PROBLEM TO SOLVE: Copy each line that contains the word "Choose".

EXTRACTED RECORDS:
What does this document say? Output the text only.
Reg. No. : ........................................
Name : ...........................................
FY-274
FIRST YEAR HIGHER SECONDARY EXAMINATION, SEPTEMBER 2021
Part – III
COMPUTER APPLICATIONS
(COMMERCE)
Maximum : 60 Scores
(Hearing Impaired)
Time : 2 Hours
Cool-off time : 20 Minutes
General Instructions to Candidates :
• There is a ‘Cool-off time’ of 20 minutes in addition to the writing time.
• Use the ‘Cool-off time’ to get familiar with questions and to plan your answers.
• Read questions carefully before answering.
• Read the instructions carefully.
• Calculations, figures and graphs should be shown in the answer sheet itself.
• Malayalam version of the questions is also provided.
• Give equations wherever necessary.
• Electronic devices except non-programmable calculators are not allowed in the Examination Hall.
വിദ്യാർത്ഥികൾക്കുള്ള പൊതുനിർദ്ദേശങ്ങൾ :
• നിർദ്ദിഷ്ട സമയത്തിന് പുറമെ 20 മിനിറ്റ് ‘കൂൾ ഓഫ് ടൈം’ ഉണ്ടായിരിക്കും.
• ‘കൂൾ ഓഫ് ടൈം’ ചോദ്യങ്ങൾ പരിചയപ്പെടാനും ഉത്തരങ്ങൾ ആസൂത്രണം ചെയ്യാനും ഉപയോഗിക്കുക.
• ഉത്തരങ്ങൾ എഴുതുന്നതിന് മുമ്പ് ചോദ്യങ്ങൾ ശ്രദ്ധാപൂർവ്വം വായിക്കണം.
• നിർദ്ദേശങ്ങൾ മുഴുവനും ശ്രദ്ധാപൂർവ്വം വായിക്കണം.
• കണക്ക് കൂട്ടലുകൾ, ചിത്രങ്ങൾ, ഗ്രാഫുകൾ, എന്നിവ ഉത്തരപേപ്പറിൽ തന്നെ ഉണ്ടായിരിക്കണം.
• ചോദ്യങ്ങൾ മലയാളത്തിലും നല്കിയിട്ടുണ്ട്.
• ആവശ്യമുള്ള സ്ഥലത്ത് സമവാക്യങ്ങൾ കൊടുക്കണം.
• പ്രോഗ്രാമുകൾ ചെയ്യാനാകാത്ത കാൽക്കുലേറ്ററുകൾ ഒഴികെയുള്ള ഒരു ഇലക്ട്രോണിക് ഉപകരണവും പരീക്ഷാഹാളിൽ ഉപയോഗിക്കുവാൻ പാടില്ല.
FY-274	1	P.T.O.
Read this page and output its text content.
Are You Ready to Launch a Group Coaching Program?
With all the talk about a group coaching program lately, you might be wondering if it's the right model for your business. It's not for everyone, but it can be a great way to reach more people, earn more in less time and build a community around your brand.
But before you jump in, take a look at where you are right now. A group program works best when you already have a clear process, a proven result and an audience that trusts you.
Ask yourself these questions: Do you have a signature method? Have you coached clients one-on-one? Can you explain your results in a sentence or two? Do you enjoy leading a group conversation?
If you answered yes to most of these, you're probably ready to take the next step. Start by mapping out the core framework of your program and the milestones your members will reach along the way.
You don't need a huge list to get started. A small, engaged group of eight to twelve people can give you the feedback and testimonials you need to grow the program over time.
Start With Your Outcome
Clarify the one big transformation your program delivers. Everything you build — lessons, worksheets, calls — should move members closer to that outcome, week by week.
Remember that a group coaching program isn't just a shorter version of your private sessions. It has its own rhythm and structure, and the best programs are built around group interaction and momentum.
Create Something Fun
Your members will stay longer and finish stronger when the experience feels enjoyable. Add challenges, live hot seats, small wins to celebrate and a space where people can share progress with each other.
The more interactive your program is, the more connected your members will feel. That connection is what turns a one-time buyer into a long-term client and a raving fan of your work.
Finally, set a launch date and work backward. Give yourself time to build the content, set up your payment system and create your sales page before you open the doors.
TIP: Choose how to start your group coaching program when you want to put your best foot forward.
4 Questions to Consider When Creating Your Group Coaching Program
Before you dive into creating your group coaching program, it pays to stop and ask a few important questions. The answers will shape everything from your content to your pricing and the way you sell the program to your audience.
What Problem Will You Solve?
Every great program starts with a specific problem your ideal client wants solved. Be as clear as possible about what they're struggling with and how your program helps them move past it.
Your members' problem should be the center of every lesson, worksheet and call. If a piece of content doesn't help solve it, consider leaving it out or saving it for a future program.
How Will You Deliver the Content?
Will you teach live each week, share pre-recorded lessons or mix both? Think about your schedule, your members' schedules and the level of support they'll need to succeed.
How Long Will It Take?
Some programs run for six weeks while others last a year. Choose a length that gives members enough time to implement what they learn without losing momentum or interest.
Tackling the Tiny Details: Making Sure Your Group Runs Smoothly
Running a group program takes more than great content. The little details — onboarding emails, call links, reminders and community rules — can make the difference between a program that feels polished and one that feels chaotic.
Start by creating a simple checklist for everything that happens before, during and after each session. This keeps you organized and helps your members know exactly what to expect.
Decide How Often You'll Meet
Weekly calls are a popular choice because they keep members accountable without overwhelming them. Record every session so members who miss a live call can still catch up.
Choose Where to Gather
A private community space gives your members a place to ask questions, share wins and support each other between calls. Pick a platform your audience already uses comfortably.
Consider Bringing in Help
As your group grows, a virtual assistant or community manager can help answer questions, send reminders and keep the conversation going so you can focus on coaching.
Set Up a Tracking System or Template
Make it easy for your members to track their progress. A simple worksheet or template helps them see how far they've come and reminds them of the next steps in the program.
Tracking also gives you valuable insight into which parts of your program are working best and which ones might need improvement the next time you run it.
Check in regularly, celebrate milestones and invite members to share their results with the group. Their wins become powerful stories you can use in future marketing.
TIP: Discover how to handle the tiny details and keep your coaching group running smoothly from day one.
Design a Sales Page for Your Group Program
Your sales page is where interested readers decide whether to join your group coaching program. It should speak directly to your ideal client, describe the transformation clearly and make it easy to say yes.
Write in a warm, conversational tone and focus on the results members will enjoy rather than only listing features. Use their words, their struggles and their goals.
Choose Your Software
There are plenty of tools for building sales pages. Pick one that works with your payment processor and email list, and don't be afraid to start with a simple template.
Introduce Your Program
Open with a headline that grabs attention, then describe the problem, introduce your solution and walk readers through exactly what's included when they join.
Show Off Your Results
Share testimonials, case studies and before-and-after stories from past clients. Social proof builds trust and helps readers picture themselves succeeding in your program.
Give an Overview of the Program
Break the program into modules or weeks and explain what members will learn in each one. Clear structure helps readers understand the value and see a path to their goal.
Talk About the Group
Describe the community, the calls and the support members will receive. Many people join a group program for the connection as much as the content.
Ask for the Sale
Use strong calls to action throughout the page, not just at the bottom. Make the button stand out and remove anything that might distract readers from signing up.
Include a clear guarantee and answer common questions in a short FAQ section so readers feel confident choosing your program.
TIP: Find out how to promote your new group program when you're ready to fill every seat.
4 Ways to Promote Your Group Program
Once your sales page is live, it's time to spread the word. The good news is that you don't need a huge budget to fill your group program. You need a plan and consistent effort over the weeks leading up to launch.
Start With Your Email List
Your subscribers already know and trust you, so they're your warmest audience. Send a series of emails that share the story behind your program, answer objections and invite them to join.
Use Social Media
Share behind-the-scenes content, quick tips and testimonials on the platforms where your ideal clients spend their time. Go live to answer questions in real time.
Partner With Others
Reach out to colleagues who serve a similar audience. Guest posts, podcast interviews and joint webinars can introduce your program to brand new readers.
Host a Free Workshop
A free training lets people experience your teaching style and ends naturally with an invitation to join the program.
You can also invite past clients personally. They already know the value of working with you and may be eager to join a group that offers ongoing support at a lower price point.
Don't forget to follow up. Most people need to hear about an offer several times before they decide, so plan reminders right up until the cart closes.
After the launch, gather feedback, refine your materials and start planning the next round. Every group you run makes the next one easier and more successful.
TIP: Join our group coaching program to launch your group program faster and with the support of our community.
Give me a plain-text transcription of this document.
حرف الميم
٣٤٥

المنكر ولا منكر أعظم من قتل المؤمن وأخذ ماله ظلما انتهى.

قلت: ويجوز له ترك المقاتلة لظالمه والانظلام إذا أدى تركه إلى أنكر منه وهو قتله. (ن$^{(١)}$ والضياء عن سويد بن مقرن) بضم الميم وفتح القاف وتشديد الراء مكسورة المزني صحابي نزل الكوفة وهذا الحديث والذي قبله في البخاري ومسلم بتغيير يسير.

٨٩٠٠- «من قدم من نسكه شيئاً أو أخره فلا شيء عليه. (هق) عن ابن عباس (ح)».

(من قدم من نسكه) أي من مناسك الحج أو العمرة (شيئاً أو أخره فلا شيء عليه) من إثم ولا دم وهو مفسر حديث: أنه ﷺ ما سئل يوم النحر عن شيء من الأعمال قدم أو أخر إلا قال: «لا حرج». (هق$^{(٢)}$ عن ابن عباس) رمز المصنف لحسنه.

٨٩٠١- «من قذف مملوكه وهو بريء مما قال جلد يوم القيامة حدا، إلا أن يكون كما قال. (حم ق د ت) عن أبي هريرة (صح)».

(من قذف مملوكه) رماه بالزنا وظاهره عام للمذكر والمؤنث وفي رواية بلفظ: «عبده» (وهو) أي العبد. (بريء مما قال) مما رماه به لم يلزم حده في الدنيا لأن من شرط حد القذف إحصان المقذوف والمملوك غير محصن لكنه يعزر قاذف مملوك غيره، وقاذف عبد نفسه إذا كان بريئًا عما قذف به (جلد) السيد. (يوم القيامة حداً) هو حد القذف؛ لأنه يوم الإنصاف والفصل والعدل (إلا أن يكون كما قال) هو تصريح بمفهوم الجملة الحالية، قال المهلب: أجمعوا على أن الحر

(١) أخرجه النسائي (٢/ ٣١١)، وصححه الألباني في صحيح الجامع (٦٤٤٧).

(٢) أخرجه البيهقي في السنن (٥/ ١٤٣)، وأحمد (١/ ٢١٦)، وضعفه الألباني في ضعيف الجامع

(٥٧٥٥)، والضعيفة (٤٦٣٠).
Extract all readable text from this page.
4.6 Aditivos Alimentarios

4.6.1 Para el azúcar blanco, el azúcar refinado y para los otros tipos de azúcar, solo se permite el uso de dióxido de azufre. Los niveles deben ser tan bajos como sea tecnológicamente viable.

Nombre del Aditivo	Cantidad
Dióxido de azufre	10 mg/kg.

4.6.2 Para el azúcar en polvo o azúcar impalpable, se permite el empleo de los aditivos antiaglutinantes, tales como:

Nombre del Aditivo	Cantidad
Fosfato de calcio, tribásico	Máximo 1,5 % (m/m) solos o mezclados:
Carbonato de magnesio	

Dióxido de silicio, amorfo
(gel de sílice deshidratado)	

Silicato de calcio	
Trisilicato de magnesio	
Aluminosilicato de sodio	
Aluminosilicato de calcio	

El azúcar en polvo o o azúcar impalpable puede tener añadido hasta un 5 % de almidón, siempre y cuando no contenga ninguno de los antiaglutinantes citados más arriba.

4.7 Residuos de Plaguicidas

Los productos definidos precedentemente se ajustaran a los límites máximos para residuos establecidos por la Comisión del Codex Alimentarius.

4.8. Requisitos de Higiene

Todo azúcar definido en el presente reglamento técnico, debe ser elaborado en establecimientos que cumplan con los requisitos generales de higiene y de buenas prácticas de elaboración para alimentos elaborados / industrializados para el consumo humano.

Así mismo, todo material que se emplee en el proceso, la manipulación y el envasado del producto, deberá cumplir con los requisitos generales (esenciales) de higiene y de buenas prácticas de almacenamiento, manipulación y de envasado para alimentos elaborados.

REPLY TO THE EXERCISE:
TIP: Choose how to start your group coaching program when you want to put your best foot forward.
Some programs run for six weeks while others last a year. Choose a length that gives members enough time to implement what they learn without losing momentum or interest.
Choose Where to Gather
Choose Your Software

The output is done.